-- start Records to use --

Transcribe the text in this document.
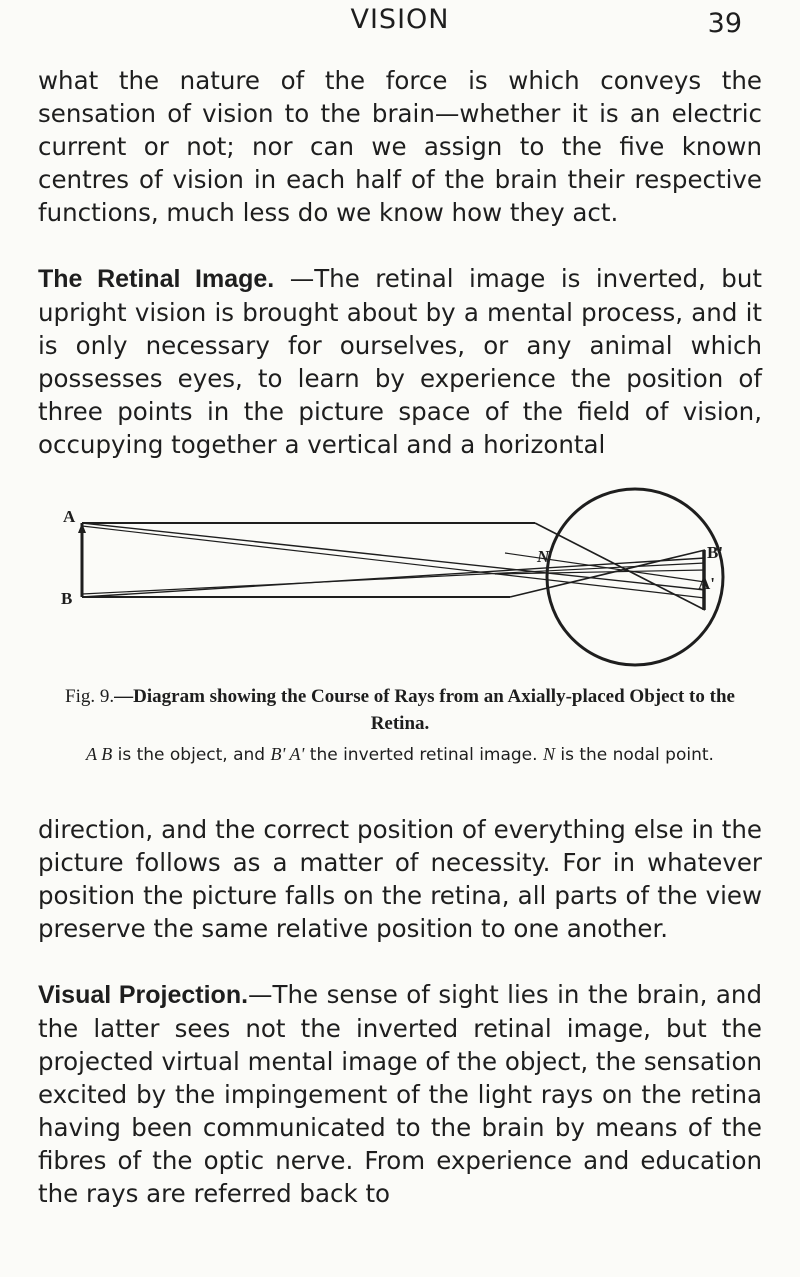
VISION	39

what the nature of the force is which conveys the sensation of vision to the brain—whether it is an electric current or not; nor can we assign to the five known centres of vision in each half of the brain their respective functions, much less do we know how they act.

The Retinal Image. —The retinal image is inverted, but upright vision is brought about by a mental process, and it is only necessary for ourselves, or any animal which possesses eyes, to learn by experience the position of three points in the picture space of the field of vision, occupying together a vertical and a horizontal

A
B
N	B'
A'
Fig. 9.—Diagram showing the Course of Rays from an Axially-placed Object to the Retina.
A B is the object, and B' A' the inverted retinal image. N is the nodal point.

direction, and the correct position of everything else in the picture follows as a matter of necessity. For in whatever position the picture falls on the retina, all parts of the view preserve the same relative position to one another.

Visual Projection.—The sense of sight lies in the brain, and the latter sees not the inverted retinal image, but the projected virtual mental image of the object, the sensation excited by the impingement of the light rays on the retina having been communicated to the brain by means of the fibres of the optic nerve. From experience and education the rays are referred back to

-- end Records to use --
-- start Records to use --

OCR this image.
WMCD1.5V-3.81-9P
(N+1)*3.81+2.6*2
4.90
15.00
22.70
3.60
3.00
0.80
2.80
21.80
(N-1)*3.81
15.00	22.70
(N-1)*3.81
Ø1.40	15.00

-- end Records to use --
-- start Records to use --

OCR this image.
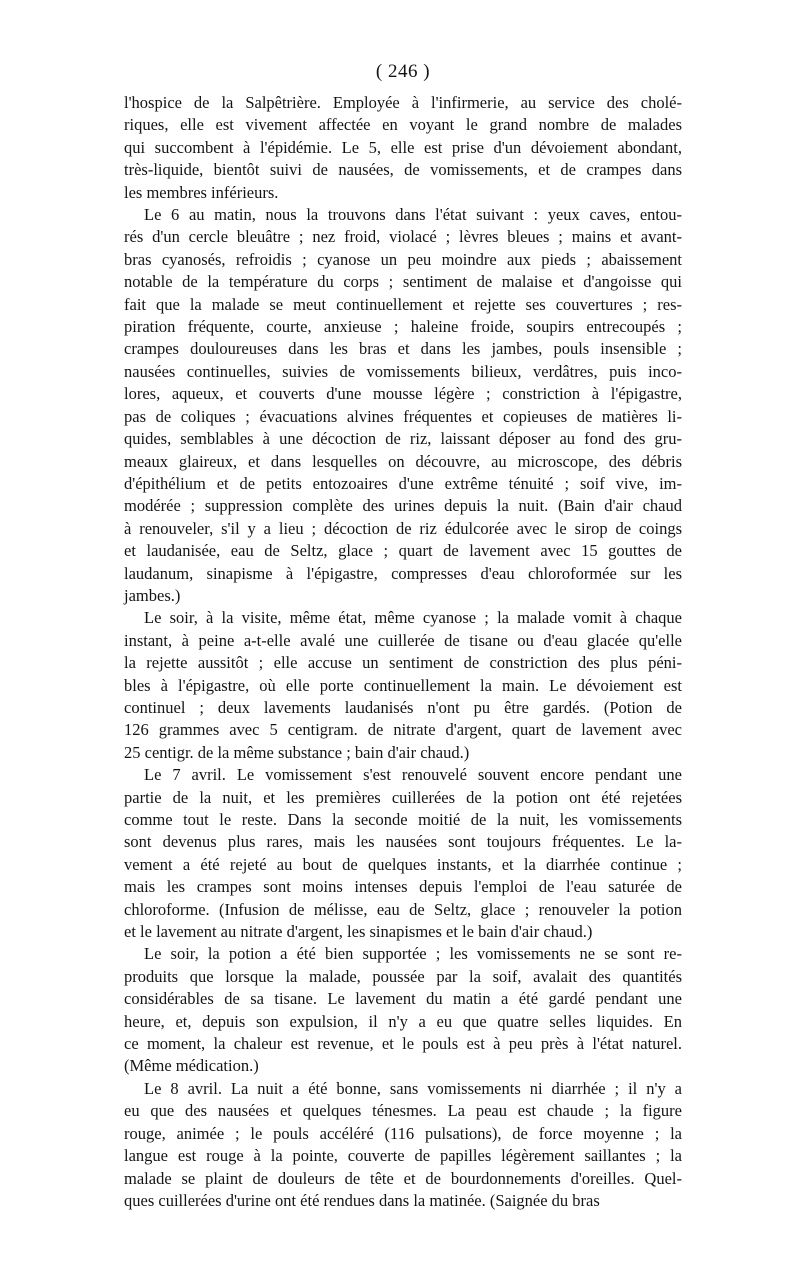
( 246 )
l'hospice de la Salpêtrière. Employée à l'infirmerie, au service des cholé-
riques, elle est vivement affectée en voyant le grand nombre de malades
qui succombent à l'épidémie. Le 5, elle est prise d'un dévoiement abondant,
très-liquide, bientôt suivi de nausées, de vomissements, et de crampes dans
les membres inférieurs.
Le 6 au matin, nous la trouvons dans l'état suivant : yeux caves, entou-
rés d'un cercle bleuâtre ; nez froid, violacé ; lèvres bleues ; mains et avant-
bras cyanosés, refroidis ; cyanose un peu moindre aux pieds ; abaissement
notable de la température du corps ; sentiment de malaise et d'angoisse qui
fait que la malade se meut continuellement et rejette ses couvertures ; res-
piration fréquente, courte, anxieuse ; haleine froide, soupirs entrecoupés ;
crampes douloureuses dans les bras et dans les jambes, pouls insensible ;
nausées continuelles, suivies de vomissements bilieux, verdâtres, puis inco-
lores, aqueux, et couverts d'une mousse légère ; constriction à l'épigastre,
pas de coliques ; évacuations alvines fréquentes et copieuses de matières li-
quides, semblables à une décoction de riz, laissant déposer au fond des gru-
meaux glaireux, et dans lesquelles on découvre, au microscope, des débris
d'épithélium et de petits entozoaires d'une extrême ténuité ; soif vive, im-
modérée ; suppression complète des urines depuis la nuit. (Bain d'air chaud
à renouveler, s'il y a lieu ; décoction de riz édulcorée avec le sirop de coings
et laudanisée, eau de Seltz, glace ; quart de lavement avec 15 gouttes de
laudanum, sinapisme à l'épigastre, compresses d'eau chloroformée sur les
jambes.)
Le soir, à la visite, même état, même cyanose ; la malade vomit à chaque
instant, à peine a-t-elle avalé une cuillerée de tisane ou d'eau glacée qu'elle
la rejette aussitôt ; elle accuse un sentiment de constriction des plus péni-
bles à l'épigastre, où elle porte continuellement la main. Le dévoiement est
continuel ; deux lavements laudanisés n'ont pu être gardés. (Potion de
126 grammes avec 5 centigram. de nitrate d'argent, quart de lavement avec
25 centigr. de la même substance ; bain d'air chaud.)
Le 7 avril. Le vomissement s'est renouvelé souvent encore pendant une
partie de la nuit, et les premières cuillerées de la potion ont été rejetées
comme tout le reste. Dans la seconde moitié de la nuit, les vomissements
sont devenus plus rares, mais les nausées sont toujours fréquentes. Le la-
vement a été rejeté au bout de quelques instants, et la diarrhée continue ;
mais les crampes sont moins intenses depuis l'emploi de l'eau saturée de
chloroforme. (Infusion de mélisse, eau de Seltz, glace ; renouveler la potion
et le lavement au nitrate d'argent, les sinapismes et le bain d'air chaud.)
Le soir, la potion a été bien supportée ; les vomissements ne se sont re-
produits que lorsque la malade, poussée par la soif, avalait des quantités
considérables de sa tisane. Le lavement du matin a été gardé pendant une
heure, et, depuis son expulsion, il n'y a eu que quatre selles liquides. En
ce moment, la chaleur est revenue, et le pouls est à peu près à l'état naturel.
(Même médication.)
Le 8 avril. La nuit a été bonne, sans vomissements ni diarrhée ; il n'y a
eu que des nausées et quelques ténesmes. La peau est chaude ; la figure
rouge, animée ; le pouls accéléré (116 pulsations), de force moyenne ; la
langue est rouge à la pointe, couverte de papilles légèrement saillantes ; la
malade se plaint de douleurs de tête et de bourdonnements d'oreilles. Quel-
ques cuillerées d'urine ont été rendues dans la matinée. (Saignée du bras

-- end Records to use --

◆ **Aim**
A line counts if it holds the word "sentiment". How many lines of the entries count? Give the number only.

◆ **Exercise answer**
2